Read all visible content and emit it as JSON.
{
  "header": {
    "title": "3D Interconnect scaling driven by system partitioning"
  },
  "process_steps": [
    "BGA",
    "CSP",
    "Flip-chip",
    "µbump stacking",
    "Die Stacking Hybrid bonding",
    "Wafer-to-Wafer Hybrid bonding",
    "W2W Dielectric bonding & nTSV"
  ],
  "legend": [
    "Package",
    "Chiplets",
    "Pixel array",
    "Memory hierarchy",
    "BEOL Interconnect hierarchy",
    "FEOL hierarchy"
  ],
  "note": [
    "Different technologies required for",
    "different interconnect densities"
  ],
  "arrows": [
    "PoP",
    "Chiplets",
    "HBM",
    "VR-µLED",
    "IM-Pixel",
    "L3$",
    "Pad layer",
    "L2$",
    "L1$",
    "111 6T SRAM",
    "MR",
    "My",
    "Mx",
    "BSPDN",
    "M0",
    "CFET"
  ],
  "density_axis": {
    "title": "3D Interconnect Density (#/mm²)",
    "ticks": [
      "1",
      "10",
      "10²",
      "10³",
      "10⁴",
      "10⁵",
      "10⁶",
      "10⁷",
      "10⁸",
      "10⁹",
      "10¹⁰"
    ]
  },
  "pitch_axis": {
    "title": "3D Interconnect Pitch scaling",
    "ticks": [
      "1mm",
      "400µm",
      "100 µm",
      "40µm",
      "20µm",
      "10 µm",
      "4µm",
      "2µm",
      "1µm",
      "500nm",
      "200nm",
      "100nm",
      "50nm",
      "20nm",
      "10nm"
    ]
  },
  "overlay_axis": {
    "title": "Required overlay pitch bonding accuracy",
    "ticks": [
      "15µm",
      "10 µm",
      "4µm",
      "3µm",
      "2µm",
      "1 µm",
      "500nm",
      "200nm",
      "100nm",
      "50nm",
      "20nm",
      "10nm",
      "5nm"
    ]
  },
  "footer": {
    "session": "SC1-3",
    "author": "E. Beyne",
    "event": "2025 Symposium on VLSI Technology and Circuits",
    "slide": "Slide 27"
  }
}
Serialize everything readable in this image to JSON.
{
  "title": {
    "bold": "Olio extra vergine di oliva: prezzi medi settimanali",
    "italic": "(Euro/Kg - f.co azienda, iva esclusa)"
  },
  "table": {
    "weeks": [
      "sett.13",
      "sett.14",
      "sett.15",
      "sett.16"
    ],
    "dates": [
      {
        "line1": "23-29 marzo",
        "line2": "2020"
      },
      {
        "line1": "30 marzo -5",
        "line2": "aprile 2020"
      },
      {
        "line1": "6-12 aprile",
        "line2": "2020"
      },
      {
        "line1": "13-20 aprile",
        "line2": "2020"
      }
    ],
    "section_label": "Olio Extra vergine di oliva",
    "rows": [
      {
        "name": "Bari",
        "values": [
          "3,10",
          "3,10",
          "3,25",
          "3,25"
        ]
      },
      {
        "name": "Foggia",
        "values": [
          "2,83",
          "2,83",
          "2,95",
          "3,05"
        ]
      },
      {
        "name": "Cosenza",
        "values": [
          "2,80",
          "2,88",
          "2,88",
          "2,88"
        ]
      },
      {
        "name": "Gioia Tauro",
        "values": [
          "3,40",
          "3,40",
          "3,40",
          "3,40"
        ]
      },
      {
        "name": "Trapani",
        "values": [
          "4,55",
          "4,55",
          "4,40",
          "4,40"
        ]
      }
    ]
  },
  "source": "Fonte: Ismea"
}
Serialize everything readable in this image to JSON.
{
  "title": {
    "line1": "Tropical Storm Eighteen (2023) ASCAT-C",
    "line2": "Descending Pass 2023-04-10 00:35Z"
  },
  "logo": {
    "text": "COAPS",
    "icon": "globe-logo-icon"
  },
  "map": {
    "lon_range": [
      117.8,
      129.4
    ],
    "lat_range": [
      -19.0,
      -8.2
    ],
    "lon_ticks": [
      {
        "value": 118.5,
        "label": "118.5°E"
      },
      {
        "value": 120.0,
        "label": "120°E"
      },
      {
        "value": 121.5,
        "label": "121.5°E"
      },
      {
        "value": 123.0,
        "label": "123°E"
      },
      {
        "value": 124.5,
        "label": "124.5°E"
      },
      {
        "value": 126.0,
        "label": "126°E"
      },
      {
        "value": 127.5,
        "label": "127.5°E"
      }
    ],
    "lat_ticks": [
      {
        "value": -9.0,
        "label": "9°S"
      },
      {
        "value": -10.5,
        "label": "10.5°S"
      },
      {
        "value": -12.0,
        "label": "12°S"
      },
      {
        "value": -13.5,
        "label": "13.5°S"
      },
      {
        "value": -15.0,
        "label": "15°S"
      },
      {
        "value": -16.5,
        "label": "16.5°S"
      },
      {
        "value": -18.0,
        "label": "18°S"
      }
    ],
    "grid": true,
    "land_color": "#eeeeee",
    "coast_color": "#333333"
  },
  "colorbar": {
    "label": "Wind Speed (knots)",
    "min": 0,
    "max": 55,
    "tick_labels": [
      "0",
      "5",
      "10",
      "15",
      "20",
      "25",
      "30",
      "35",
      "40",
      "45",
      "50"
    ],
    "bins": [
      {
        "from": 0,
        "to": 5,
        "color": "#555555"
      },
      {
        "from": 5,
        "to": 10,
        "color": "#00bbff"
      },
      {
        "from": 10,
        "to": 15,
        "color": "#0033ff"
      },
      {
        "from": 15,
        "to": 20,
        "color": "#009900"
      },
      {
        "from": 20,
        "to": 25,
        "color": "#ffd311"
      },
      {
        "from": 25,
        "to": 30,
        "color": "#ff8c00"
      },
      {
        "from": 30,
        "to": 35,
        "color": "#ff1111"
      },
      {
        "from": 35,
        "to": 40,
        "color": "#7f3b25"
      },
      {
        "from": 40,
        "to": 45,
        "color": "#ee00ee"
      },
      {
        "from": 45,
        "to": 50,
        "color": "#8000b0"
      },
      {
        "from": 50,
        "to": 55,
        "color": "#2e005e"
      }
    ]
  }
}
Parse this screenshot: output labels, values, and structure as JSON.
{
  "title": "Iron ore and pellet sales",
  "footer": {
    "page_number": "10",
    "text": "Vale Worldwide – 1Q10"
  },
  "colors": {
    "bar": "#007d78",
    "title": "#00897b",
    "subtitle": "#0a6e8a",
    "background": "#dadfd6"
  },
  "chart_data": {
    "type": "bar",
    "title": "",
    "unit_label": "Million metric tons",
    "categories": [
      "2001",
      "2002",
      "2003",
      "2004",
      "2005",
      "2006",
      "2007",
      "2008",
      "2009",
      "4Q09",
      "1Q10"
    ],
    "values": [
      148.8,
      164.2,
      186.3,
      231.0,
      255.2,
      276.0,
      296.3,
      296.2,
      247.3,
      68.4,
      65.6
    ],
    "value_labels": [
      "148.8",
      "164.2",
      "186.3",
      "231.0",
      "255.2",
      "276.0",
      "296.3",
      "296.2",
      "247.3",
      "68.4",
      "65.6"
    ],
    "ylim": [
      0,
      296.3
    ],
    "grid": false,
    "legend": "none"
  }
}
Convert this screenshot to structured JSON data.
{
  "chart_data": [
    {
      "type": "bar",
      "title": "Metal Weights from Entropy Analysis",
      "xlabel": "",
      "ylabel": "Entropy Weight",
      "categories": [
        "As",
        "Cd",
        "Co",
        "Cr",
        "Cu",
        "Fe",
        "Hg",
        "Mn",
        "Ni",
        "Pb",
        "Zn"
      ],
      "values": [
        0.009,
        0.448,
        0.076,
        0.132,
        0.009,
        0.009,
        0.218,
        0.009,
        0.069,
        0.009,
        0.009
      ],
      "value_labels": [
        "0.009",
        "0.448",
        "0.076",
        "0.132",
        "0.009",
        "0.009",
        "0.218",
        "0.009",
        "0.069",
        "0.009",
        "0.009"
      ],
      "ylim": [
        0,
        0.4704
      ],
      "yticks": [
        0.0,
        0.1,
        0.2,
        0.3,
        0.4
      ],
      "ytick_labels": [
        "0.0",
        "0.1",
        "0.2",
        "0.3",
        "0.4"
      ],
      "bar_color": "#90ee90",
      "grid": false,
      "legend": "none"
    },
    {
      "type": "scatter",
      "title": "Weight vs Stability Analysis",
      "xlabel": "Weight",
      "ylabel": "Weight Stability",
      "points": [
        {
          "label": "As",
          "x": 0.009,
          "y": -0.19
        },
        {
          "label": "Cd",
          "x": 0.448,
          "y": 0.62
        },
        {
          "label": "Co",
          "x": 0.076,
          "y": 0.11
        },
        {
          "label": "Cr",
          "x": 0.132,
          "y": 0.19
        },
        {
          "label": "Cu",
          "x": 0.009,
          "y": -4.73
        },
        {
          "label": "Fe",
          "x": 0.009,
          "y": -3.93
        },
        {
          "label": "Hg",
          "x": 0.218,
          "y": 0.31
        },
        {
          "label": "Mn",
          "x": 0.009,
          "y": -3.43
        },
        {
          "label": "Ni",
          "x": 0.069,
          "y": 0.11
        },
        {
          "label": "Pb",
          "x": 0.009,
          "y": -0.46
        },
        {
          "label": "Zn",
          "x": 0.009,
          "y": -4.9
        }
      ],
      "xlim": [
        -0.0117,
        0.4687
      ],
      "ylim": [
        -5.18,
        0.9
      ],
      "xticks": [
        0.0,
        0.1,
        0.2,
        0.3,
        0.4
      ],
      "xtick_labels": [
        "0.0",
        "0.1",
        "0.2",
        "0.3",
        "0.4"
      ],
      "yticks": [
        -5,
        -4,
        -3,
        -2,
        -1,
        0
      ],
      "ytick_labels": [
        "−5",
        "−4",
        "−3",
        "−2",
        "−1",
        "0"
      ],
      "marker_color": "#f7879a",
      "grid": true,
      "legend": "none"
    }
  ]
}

- _WORK REQUIRED_: Copy down every line of the entries containing the word "hierarchy".

- _REPLY_:
    "Memory hierarchy",
    "BEOL Interconnect hierarchy",
    "FEOL hierarchy"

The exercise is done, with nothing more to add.